Exercise prompt » Read the records and gather each line that includes "Stochastics".

Rows »

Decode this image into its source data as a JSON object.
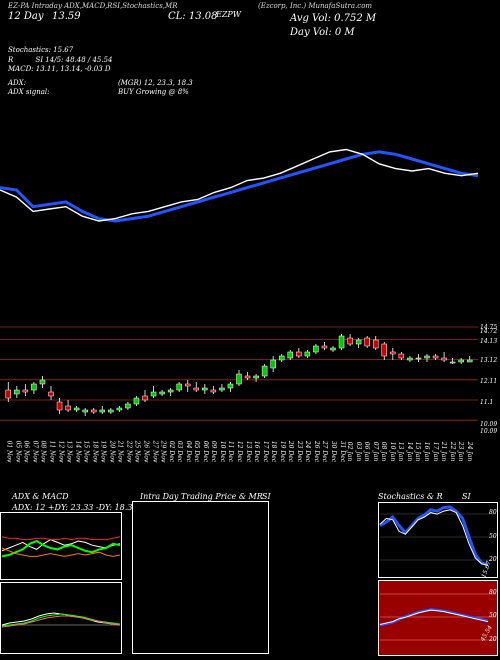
{
  "header": {
    "top_strip": "EZ-PA Intraday ADX,MACD,RSI,Stochastics,MR",
    "symbol_line": "(Ezcorp, Inc.) MunafaSutra.com",
    "day_line": "12  Day",
    "day_price": "13.59",
    "close_label": "CL: 13.08",
    "close_symbol": "EZPW",
    "avg_vol": "Avg Vol: 0.752  M",
    "day_vol": "Day Vol: 0   M"
  },
  "indicators": {
    "stochastics": "Stochastics: 15.67",
    "rsi": "R          SI 14/5: 48.48 / 45.54",
    "macd": "MACD: 13.11,  13.14, -0.03 D",
    "adx": "ADX:",
    "adx_values": "(MGR) 12, 23.3, 18.3",
    "adx_signal": "ADX  signal:",
    "adx_signal_value": "BUY Growing @ 8%"
  },
  "candle_chart": {
    "y_ticks": [
      "14.75",
      "14.72",
      "14.13",
      "13.12",
      "12.11",
      "11.1",
      "10.09",
      "10.09"
    ],
    "x_ticks": [
      "01 Nov",
      "05 Nov",
      "06 Nov",
      "07 Nov",
      "08 Nov",
      "11 Nov",
      "12 Nov",
      "13 Nov",
      "14 Nov",
      "15 Nov",
      "18 Nov",
      "19 Nov",
      "20 Nov",
      "21 Nov",
      "22 Nov",
      "25 Nov",
      "26 Nov",
      "27 Nov",
      "29 Nov",
      "02 Dec",
      "03 Dec",
      "04 Dec",
      "05 Dec",
      "06 Dec",
      "09 Dec",
      "10 Dec",
      "11 Dec",
      "12 Dec",
      "13 Dec",
      "16 Dec",
      "17 Dec",
      "18 Dec",
      "19 Dec",
      "20 Dec",
      "23 Dec",
      "24 Dec",
      "26 Dec",
      "27 Dec",
      "30 Dec",
      "31 Dec",
      "02 Jan",
      "03 Jan",
      "06 Jan",
      "07 Jan",
      "08 Jan",
      "10 Jan",
      "13 Jan",
      "14 Jan",
      "15 Jan",
      "16 Jan",
      "17 Jan",
      "21 Jan",
      "22 Jan",
      "23 Jan",
      "24 Jan"
    ]
  },
  "panels": {
    "adx_title": "ADX  & MACD",
    "adx_values": "ADX: 12  +DY: 23.33  -DY: 18.33",
    "intraday_title": "Intra  Day Trading Price  & MR",
    "intraday_suffix": "SI",
    "stoch_title": "Stochastics & R",
    "stoch_suffix": "SI",
    "stoch_ticks": [
      "80",
      "50",
      "20"
    ],
    "stoch_last": "15.67",
    "rsi_ticks": [
      "80",
      "50",
      "20"
    ],
    "rsi_last": "45.54"
  },
  "colors": {
    "up": "#00cc00",
    "down": "#cc0000",
    "ma": "#2255ff",
    "price": "#ffffff",
    "rsi_bg": "#990000"
  },
  "chart_data": {
    "type": "line",
    "title": "EZ-PA Intraday ADX,MACD,RSI,Stochastics,MR",
    "series": [
      {
        "values": [
          13.6,
          13.55,
          13.2,
          13.25,
          13.3,
          13.1,
          12.95,
          12.9,
          12.95,
          13.0,
          13.1,
          13.2,
          13.3,
          13.4,
          13.5,
          13.6,
          13.7,
          13.8,
          13.9,
          14.0,
          14.1,
          14.2,
          14.3,
          14.35,
          14.3,
          14.2,
          14.1,
          14.0,
          13.9,
          13.85
        ]
      },
      {
        "values": [
          13.55,
          13.4,
          13.1,
          13.15,
          13.2,
          13.0,
          12.9,
          12.95,
          13.05,
          13.1,
          13.2,
          13.3,
          13.35,
          13.5,
          13.6,
          13.75,
          13.8,
          13.9,
          14.05,
          14.2,
          14.35,
          14.4,
          14.3,
          14.1,
          14.0,
          13.95,
          14.0,
          13.9,
          13.85,
          13.9
        ]
      }
    ],
    "candles": [
      {
        "o": 11.6,
        "h": 12.0,
        "l": 11.0,
        "c": 11.2
      },
      {
        "o": 11.4,
        "h": 11.8,
        "l": 11.2,
        "c": 11.6
      },
      {
        "o": 11.6,
        "h": 11.9,
        "l": 11.3,
        "c": 11.5
      },
      {
        "o": 11.6,
        "h": 12.0,
        "l": 11.4,
        "c": 11.9
      },
      {
        "o": 11.9,
        "h": 12.3,
        "l": 11.7,
        "c": 12.1
      },
      {
        "o": 11.5,
        "h": 11.8,
        "l": 11.1,
        "c": 11.3
      },
      {
        "o": 11.0,
        "h": 11.2,
        "l": 10.4,
        "c": 10.6
      },
      {
        "o": 10.8,
        "h": 11.1,
        "l": 10.5,
        "c": 10.6
      },
      {
        "o": 10.6,
        "h": 10.8,
        "l": 10.5,
        "c": 10.7
      },
      {
        "o": 10.5,
        "h": 10.7,
        "l": 10.3,
        "c": 10.6
      },
      {
        "o": 10.6,
        "h": 10.7,
        "l": 10.4,
        "c": 10.5
      },
      {
        "o": 10.5,
        "h": 10.8,
        "l": 10.4,
        "c": 10.6
      },
      {
        "o": 10.5,
        "h": 10.7,
        "l": 10.4,
        "c": 10.6
      },
      {
        "o": 10.6,
        "h": 10.8,
        "l": 10.5,
        "c": 10.7
      },
      {
        "o": 10.7,
        "h": 11.0,
        "l": 10.6,
        "c": 10.9
      },
      {
        "o": 10.9,
        "h": 11.3,
        "l": 10.8,
        "c": 11.2
      },
      {
        "o": 11.3,
        "h": 11.6,
        "l": 11.0,
        "c": 11.1
      },
      {
        "o": 11.3,
        "h": 11.8,
        "l": 11.2,
        "c": 11.5
      },
      {
        "o": 11.4,
        "h": 11.6,
        "l": 11.3,
        "c": 11.5
      },
      {
        "o": 11.5,
        "h": 11.7,
        "l": 11.3,
        "c": 11.6
      },
      {
        "o": 11.6,
        "h": 12.0,
        "l": 11.5,
        "c": 11.9
      },
      {
        "o": 11.9,
        "h": 12.1,
        "l": 11.5,
        "c": 11.8
      },
      {
        "o": 11.7,
        "h": 12.0,
        "l": 11.5,
        "c": 11.6
      },
      {
        "o": 11.6,
        "h": 11.9,
        "l": 11.4,
        "c": 11.7
      },
      {
        "o": 11.6,
        "h": 11.8,
        "l": 11.4,
        "c": 11.5
      },
      {
        "o": 11.6,
        "h": 11.9,
        "l": 11.5,
        "c": 11.7
      },
      {
        "o": 11.7,
        "h": 12.0,
        "l": 11.5,
        "c": 11.9
      },
      {
        "o": 11.9,
        "h": 12.6,
        "l": 11.8,
        "c": 12.4
      },
      {
        "o": 12.3,
        "h": 12.5,
        "l": 12.1,
        "c": 12.2
      },
      {
        "o": 12.2,
        "h": 12.4,
        "l": 12.0,
        "c": 12.3
      },
      {
        "o": 12.3,
        "h": 12.9,
        "l": 12.2,
        "c": 12.8
      },
      {
        "o": 12.7,
        "h": 13.3,
        "l": 12.5,
        "c": 13.1
      },
      {
        "o": 13.1,
        "h": 13.4,
        "l": 13.0,
        "c": 13.3
      },
      {
        "o": 13.2,
        "h": 13.6,
        "l": 13.1,
        "c": 13.5
      },
      {
        "o": 13.5,
        "h": 13.7,
        "l": 13.2,
        "c": 13.3
      },
      {
        "o": 13.3,
        "h": 13.6,
        "l": 13.2,
        "c": 13.5
      },
      {
        "o": 13.5,
        "h": 13.9,
        "l": 13.4,
        "c": 13.8
      },
      {
        "o": 13.8,
        "h": 14.0,
        "l": 13.6,
        "c": 13.7
      },
      {
        "o": 13.6,
        "h": 13.8,
        "l": 13.5,
        "c": 13.7
      },
      {
        "o": 13.7,
        "h": 14.4,
        "l": 13.6,
        "c": 14.3
      },
      {
        "o": 14.2,
        "h": 14.4,
        "l": 13.8,
        "c": 13.9
      },
      {
        "o": 13.9,
        "h": 14.2,
        "l": 13.7,
        "c": 14.1
      },
      {
        "o": 14.2,
        "h": 14.3,
        "l": 13.7,
        "c": 13.8
      },
      {
        "o": 14.1,
        "h": 14.3,
        "l": 13.6,
        "c": 13.7
      },
      {
        "o": 13.9,
        "h": 14.0,
        "l": 13.1,
        "c": 13.3
      },
      {
        "o": 13.5,
        "h": 13.7,
        "l": 13.1,
        "c": 13.4
      },
      {
        "o": 13.4,
        "h": 13.5,
        "l": 13.1,
        "c": 13.2
      },
      {
        "o": 13.1,
        "h": 13.3,
        "l": 13.0,
        "c": 13.2
      },
      {
        "o": 13.2,
        "h": 13.4,
        "l": 13.0,
        "c": 13.2
      },
      {
        "o": 13.2,
        "h": 13.4,
        "l": 13.0,
        "c": 13.3
      },
      {
        "o": 13.3,
        "h": 13.4,
        "l": 13.1,
        "c": 13.2
      },
      {
        "o": 13.2,
        "h": 13.5,
        "l": 13.0,
        "c": 13.1
      },
      {
        "o": 13.0,
        "h": 13.2,
        "l": 12.9,
        "c": 13.0
      },
      {
        "o": 13.0,
        "h": 13.2,
        "l": 12.9,
        "c": 13.1
      },
      {
        "o": 13.0,
        "h": 13.3,
        "l": 13.0,
        "c": 13.1
      }
    ],
    "ylim": [
      10.0,
      14.8
    ]
  }
}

The result »
    "top_strip": "EZ-PA Intraday ADX,MACD,RSI,Stochastics,MR",
    "stochastics": "Stochastics: 15.67",
    "stoch_title": "Stochastics & R",
    "title": "EZ-PA Intraday ADX,MACD,RSI,Stochastics,MR",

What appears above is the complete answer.